> [BRIEF]: Please print every record below exactly as it appears.

[Data entries]
— START —

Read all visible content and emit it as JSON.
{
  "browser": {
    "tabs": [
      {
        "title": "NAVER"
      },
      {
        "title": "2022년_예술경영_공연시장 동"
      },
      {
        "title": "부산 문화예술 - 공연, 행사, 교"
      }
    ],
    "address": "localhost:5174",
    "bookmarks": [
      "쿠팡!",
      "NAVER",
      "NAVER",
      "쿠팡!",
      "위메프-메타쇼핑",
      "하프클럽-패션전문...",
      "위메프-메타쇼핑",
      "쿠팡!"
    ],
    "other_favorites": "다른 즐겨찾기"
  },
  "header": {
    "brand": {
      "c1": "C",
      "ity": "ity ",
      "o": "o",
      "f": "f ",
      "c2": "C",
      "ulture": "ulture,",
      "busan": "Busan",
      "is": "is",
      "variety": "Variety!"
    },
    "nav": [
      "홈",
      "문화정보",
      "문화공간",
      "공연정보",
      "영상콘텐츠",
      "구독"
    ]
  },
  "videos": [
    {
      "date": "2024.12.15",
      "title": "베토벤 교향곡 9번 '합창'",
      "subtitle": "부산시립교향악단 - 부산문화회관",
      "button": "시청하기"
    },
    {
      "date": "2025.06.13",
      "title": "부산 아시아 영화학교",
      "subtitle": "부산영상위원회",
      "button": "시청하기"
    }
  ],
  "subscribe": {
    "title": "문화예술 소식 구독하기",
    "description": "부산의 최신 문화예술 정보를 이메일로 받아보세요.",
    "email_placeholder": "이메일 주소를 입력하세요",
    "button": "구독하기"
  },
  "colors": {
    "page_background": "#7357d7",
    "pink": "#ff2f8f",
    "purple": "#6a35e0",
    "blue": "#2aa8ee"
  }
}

— END —

> [SOLUTION BELOW]:
Read all visible content and emit it as JSON.
{
  "browser": {
    "tabs": [
      {
        "title": "NAVER"
      },
      {
        "title": "2022년_예술경영_공연시장 동"
      },
      {
        "title": "부산 문화예술 - 공연, 행사, 교"
      }
    ],
    "address": "localhost:5174",
    "bookmarks": [
      "쿠팡!",
      "NAVER",
      "NAVER",
      "쿠팡!",
      "위메프-메타쇼핑",
      "하프클럽-패션전문...",
      "위메프-메타쇼핑",
      "쿠팡!"
    ],
    "other_favorites": "다른 즐겨찾기"
  },
  "header": {
    "brand": {
      "c1": "C",
      "ity": "ity ",
      "o": "o",
      "f": "f ",
      "c2": "C",
      "ulture": "ulture,",
      "busan": "Busan",
      "is": "is",
      "variety": "Variety!"
    },
    "nav": [
      "홈",
      "문화정보",
      "문화공간",
      "공연정보",
      "영상콘텐츠",
      "구독"
    ]
  },
  "videos": [
    {
      "date": "2024.12.15",
      "title": "베토벤 교향곡 9번 '합창'",
      "subtitle": "부산시립교향악단 - 부산문화회관",
      "button": "시청하기"
    },
    {
      "date": "2025.06.13",
      "title": "부산 아시아 영화학교",
      "subtitle": "부산영상위원회",
      "button": "시청하기"
    }
  ],
  "subscribe": {
    "title": "문화예술 소식 구독하기",
    "description": "부산의 최신 문화예술 정보를 이메일로 받아보세요.",
    "email_placeholder": "이메일 주소를 입력하세요",
    "button": "구독하기"
  },
  "colors": {
    "page_background": "#7357d7",
    "pink": "#ff2f8f",
    "purple": "#6a35e0",
    "blue": "#2aa8ee"
  }
}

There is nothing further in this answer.